● Exercise aim: Which lines include the word "WHITE"? Copy each of them.

● Dataset excerpts:
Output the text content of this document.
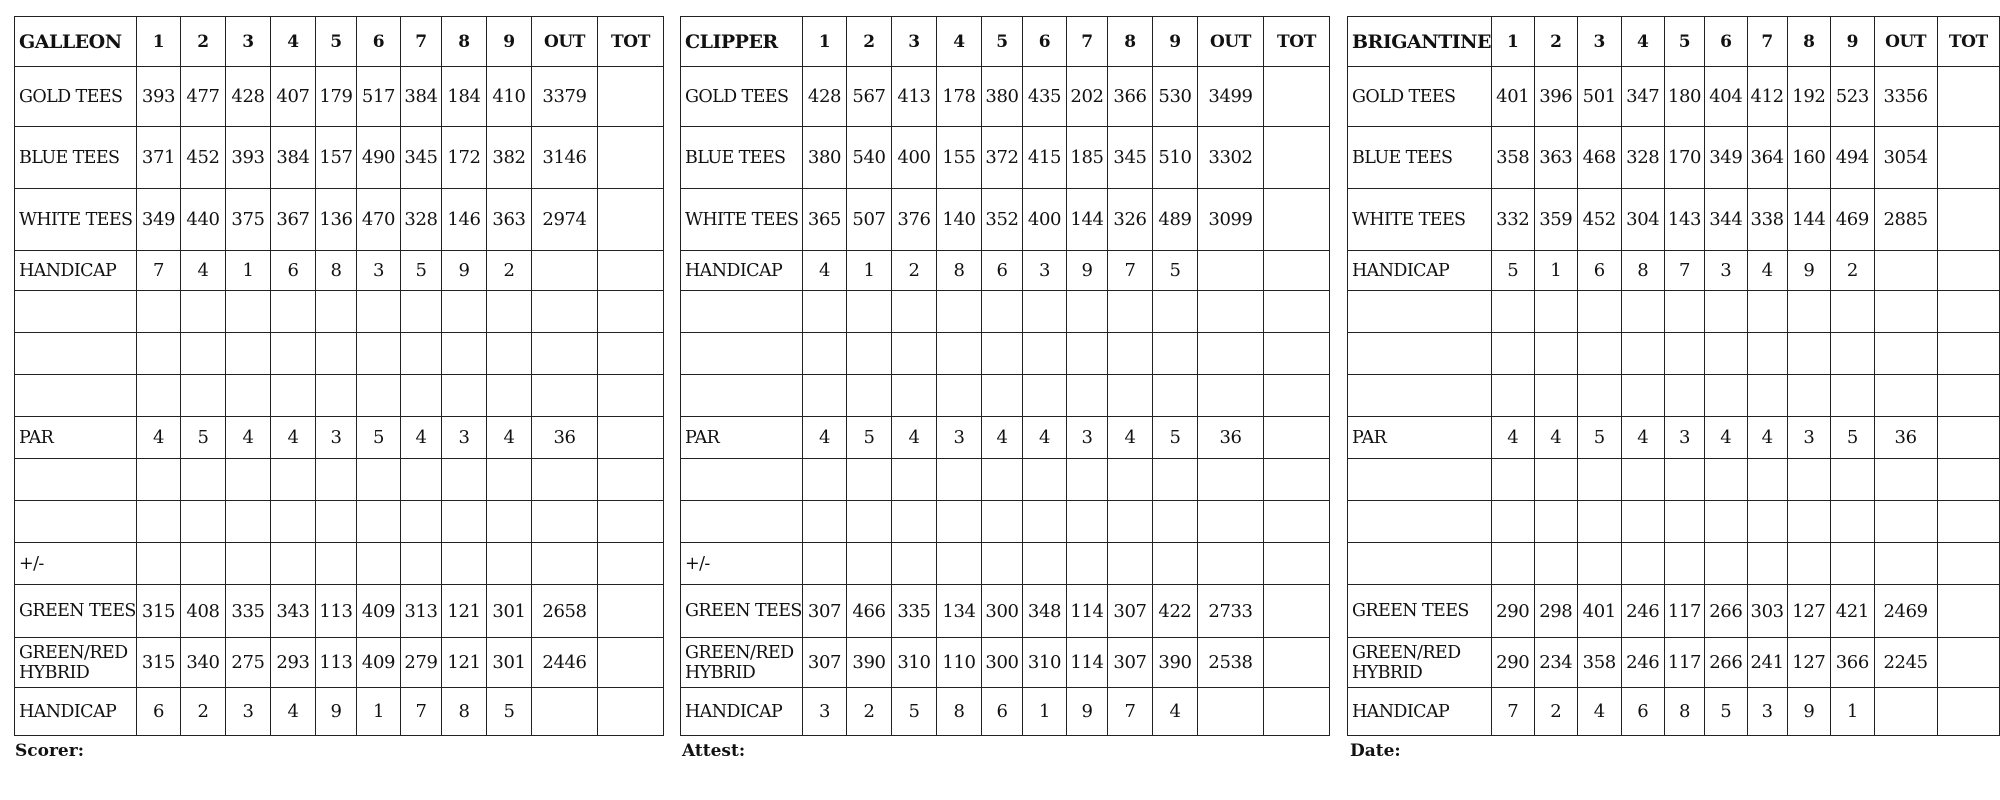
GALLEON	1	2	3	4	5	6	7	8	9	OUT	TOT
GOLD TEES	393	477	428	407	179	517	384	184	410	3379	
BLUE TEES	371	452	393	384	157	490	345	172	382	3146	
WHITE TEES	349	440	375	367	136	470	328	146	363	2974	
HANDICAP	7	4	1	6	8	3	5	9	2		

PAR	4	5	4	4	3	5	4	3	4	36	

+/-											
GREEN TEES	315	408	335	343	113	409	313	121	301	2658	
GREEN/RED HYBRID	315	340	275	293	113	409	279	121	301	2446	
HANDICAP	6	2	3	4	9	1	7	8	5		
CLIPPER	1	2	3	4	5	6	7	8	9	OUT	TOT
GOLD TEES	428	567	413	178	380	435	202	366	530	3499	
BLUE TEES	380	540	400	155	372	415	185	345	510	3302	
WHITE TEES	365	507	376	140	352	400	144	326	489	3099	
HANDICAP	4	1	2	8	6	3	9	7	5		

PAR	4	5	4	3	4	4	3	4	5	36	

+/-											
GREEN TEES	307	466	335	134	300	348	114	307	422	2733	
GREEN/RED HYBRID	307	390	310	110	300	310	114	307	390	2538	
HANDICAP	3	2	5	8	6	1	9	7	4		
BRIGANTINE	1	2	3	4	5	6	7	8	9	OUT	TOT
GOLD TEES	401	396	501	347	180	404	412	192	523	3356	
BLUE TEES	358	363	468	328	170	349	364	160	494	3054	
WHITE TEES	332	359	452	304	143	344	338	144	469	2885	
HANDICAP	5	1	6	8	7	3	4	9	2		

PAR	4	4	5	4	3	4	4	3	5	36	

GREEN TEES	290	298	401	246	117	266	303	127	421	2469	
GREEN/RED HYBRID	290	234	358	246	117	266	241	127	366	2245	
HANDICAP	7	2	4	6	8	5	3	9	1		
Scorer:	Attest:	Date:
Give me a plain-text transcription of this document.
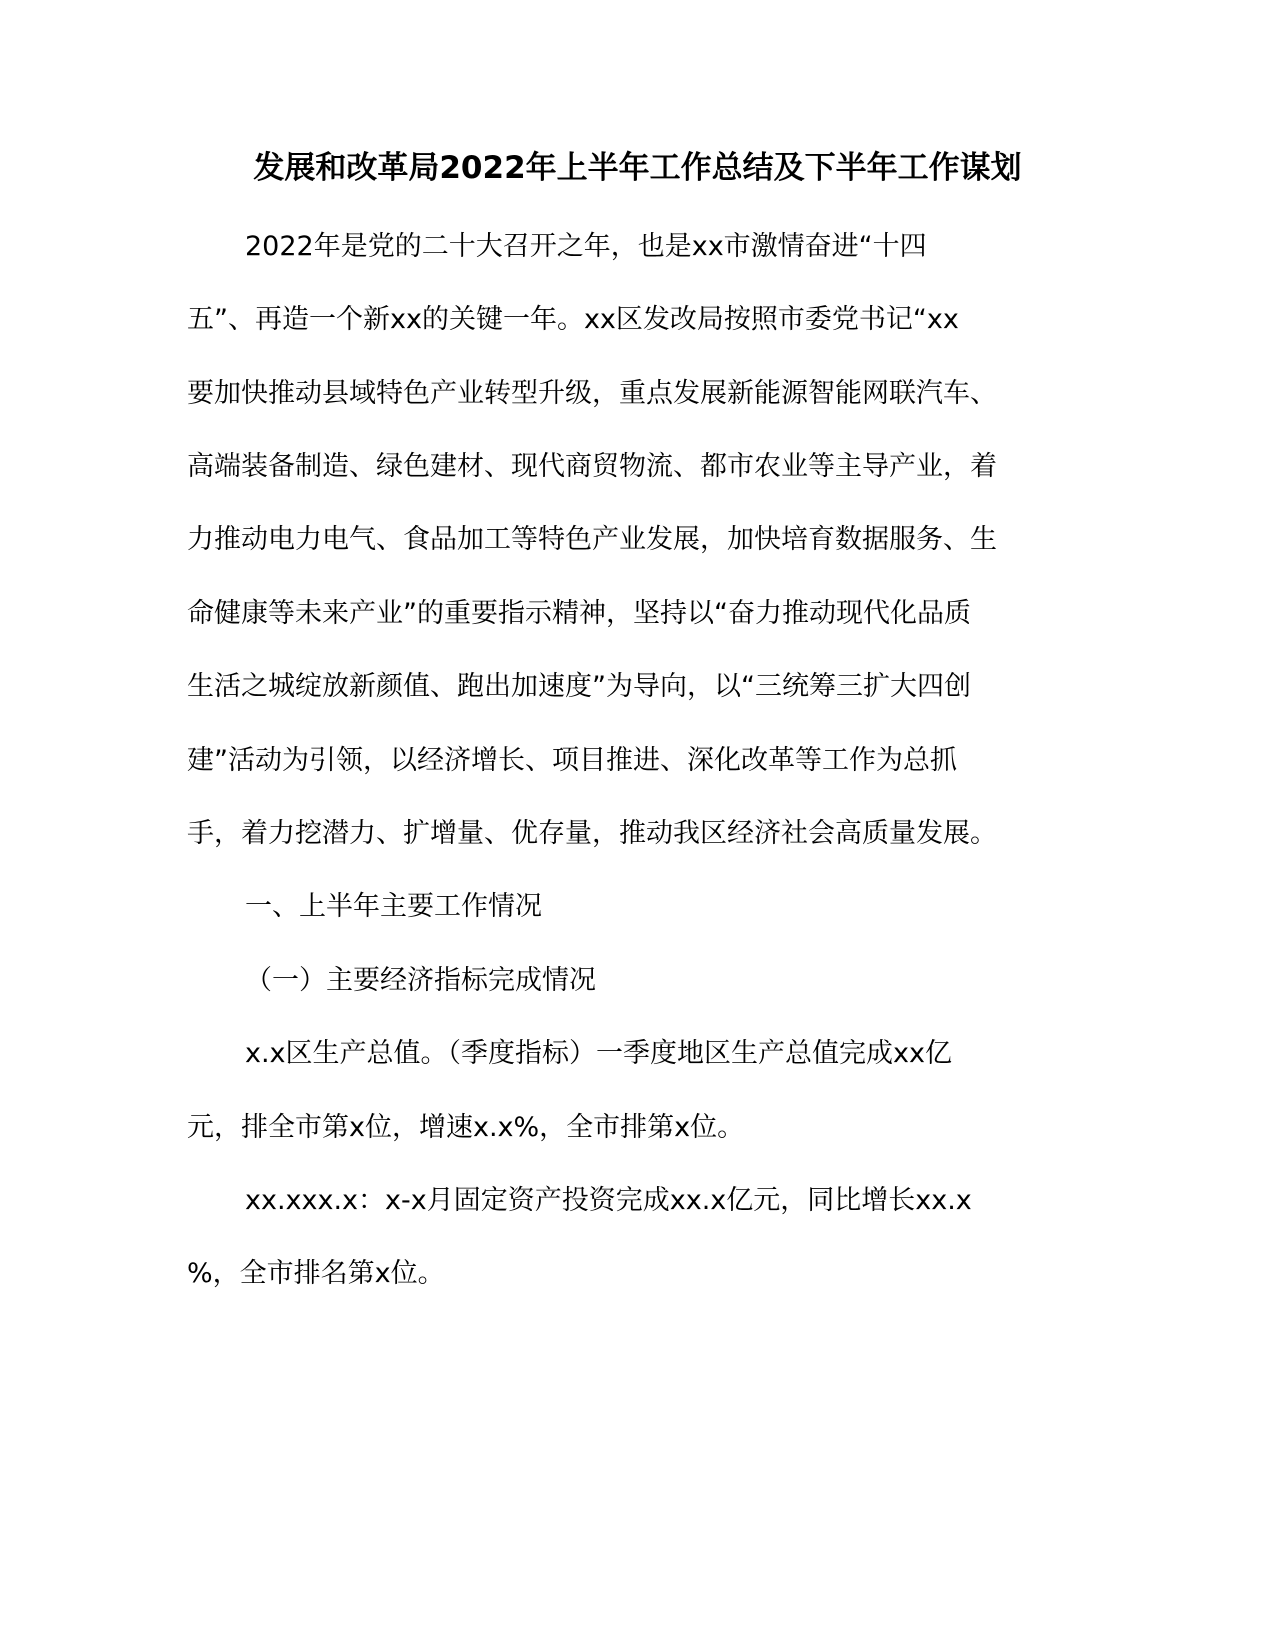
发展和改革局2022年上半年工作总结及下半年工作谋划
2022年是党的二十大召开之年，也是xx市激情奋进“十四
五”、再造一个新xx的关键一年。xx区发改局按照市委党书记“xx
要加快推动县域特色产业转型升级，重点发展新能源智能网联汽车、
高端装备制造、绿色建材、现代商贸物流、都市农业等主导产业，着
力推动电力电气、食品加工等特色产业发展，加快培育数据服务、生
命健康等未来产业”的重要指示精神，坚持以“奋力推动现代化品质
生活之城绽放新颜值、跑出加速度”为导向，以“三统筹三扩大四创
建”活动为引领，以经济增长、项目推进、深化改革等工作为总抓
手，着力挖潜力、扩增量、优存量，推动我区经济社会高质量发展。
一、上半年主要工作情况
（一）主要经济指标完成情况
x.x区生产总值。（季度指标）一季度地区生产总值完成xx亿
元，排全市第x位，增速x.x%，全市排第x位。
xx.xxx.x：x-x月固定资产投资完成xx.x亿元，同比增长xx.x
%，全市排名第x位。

● Problem solution:
WHITE TEES	349	440	375	367	136	470	328	146	363	2974	
WHITE TEES	365	507	376	140	352	400	144	326	489	3099	
WHITE TEES	332	359	452	304	143	344	338	144	469	2885	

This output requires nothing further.